_EXERCISE GOAL_
Without the pictures, print each of the records below exactly as it appears.

━━━━

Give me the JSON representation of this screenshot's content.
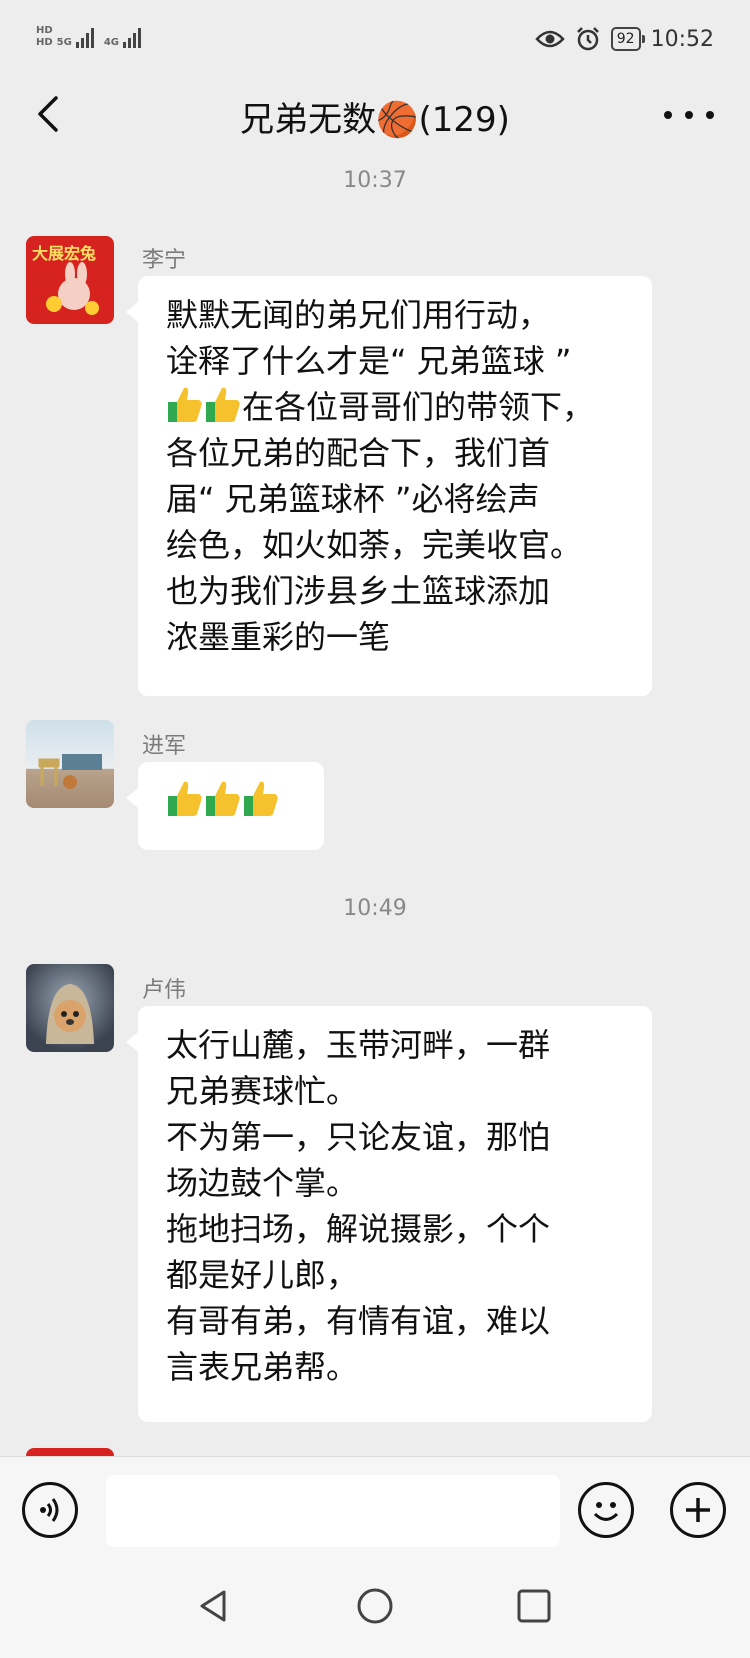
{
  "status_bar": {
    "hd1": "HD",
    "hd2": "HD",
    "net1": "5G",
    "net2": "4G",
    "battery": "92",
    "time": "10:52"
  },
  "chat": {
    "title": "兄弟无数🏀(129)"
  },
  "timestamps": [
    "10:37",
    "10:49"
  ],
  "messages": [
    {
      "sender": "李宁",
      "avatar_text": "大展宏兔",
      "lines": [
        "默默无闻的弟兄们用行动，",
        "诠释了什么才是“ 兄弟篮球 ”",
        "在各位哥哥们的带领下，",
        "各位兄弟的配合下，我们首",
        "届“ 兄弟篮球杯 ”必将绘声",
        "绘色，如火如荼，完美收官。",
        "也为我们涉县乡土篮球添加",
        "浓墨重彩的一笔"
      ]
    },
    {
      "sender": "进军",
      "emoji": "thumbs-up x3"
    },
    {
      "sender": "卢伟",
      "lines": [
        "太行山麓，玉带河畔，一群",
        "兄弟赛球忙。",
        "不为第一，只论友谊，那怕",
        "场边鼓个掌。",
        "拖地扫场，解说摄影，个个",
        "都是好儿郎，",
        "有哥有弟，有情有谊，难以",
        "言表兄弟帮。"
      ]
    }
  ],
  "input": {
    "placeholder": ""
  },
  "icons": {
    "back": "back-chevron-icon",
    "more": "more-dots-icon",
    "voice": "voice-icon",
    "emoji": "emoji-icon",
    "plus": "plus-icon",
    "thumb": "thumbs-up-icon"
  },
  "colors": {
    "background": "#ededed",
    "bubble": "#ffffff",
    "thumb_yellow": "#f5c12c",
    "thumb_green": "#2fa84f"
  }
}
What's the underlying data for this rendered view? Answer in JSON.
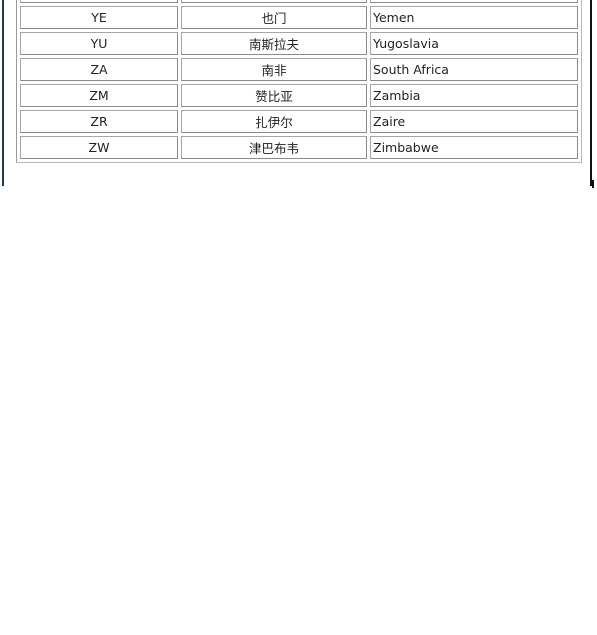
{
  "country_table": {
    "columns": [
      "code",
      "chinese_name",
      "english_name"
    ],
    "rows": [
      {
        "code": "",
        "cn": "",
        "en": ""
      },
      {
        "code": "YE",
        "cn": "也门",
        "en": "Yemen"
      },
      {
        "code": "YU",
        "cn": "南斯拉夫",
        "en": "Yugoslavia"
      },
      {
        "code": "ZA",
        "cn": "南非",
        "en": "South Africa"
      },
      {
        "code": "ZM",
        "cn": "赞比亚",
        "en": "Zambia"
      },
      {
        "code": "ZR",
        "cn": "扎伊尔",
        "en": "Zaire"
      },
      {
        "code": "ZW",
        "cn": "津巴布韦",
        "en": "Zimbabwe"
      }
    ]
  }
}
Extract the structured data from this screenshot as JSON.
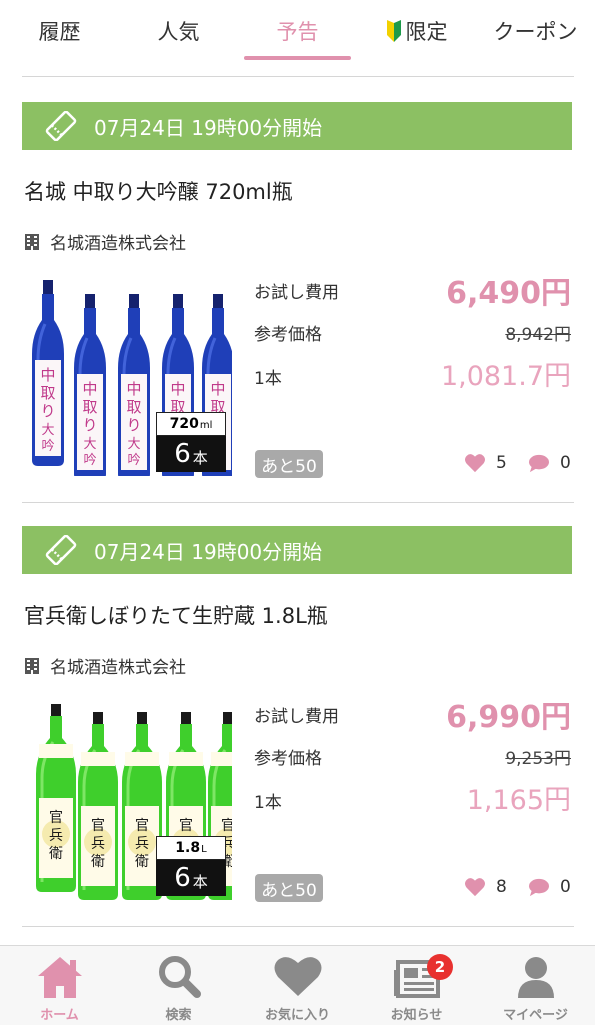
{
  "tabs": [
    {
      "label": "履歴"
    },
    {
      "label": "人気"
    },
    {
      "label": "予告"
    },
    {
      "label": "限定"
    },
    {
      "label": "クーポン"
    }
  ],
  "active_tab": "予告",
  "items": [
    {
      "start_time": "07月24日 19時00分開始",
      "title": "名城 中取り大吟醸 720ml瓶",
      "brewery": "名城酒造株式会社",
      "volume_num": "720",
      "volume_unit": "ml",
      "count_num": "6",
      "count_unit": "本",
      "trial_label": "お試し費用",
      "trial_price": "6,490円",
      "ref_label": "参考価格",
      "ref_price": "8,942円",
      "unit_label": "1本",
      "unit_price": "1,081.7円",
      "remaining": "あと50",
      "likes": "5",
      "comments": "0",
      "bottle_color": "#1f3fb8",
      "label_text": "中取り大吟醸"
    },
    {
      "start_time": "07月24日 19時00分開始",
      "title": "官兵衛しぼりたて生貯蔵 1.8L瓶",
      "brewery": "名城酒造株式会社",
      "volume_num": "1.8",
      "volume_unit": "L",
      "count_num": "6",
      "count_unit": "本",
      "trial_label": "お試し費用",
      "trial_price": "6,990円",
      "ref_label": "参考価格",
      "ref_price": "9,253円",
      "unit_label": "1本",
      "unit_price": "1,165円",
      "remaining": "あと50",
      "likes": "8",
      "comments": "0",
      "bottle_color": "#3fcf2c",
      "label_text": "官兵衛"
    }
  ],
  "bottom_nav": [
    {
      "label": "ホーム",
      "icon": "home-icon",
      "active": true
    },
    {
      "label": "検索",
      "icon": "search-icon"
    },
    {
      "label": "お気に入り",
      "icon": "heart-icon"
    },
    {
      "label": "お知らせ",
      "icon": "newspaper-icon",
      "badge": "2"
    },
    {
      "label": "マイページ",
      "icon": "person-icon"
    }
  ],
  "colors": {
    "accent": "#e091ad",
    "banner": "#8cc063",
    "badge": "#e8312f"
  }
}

━━━━

_RESULT FOR THIS EXERCISE_
Give me the JSON representation of this screenshot's content.
{
  "status_bar": {
    "hd1": "HD",
    "hd2": "HD",
    "net1": "5G",
    "net2": "4G",
    "battery": "92",
    "time": "10:52"
  },
  "chat": {
    "title": "兄弟无数🏀(129)"
  },
  "timestamps": [
    "10:37",
    "10:49"
  ],
  "messages": [
    {
      "sender": "李宁",
      "avatar_text": "大展宏兔",
      "lines": [
        "默默无闻的弟兄们用行动，",
        "诠释了什么才是“ 兄弟篮球 ”",
        "在各位哥哥们的带领下，",
        "各位兄弟的配合下，我们首",
        "届“ 兄弟篮球杯 ”必将绘声",
        "绘色，如火如荼，完美收官。",
        "也为我们涉县乡土篮球添加",
        "浓墨重彩的一笔"
      ]
    },
    {
      "sender": "进军",
      "emoji": "thumbs-up x3"
    },
    {
      "sender": "卢伟",
      "lines": [
        "太行山麓，玉带河畔，一群",
        "兄弟赛球忙。",
        "不为第一，只论友谊，那怕",
        "场边鼓个掌。",
        "拖地扫场，解说摄影，个个",
        "都是好儿郎，",
        "有哥有弟，有情有谊，难以",
        "言表兄弟帮。"
      ]
    }
  ],
  "input": {
    "placeholder": ""
  },
  "icons": {
    "back": "back-chevron-icon",
    "more": "more-dots-icon",
    "voice": "voice-icon",
    "emoji": "emoji-icon",
    "plus": "plus-icon",
    "thumb": "thumbs-up-icon"
  },
  "colors": {
    "background": "#ededed",
    "bubble": "#ffffff",
    "thumb_yellow": "#f5c12c",
    "thumb_green": "#2fa84f"
  }
}
What's the underlying data for this rendered view? Answer in JSON.
{
  "country_table": {
    "columns": [
      "code",
      "chinese_name",
      "english_name"
    ],
    "rows": [
      {
        "code": "",
        "cn": "",
        "en": ""
      },
      {
        "code": "YE",
        "cn": "也门",
        "en": "Yemen"
      },
      {
        "code": "YU",
        "cn": "南斯拉夫",
        "en": "Yugoslavia"
      },
      {
        "code": "ZA",
        "cn": "南非",
        "en": "South Africa"
      },
      {
        "code": "ZM",
        "cn": "赞比亚",
        "en": "Zambia"
      },
      {
        "code": "ZR",
        "cn": "扎伊尔",
        "en": "Zaire"
      },
      {
        "code": "ZW",
        "cn": "津巴布韦",
        "en": "Zimbabwe"
      }
    ]
  }
}
Extract the structured data from this screenshot as JSON.
{
  "tabs": [
    {
      "label": "履歴"
    },
    {
      "label": "人気"
    },
    {
      "label": "予告"
    },
    {
      "label": "限定"
    },
    {
      "label": "クーポン"
    }
  ],
  "active_tab": "予告",
  "items": [
    {
      "start_time": "07月24日 19時00分開始",
      "title": "名城 中取り大吟醸 720ml瓶",
      "brewery": "名城酒造株式会社",
      "volume_num": "720",
      "volume_unit": "ml",
      "count_num": "6",
      "count_unit": "本",
      "trial_label": "お試し費用",
      "trial_price": "6,490円",
      "ref_label": "参考価格",
      "ref_price": "8,942円",
      "unit_label": "1本",
      "unit_price": "1,081.7円",
      "remaining": "あと50",
      "likes": "5",
      "comments": "0",
      "bottle_color": "#1f3fb8",
      "label_text": "中取り大吟醸"
    },
    {
      "start_time": "07月24日 19時00分開始",
      "title": "官兵衛しぼりたて生貯蔵 1.8L瓶",
      "brewery": "名城酒造株式会社",
      "volume_num": "1.8",
      "volume_unit": "L",
      "count_num": "6",
      "count_unit": "本",
      "trial_label": "お試し費用",
      "trial_price": "6,990円",
      "ref_label": "参考価格",
      "ref_price": "9,253円",
      "unit_label": "1本",
      "unit_price": "1,165円",
      "remaining": "あと50",
      "likes": "8",
      "comments": "0",
      "bottle_color": "#3fcf2c",
      "label_text": "官兵衛"
    }
  ],
  "bottom_nav": [
    {
      "label": "ホーム",
      "icon": "home-icon",
      "active": true
    },
    {
      "label": "検索",
      "icon": "search-icon"
    },
    {
      "label": "お気に入り",
      "icon": "heart-icon"
    },
    {
      "label": "お知らせ",
      "icon": "newspaper-icon",
      "badge": "2"
    },
    {
      "label": "マイページ",
      "icon": "person-icon"
    }
  ],
  "colors": {
    "accent": "#e091ad",
    "banner": "#8cc063",
    "badge": "#e8312f"
  }
}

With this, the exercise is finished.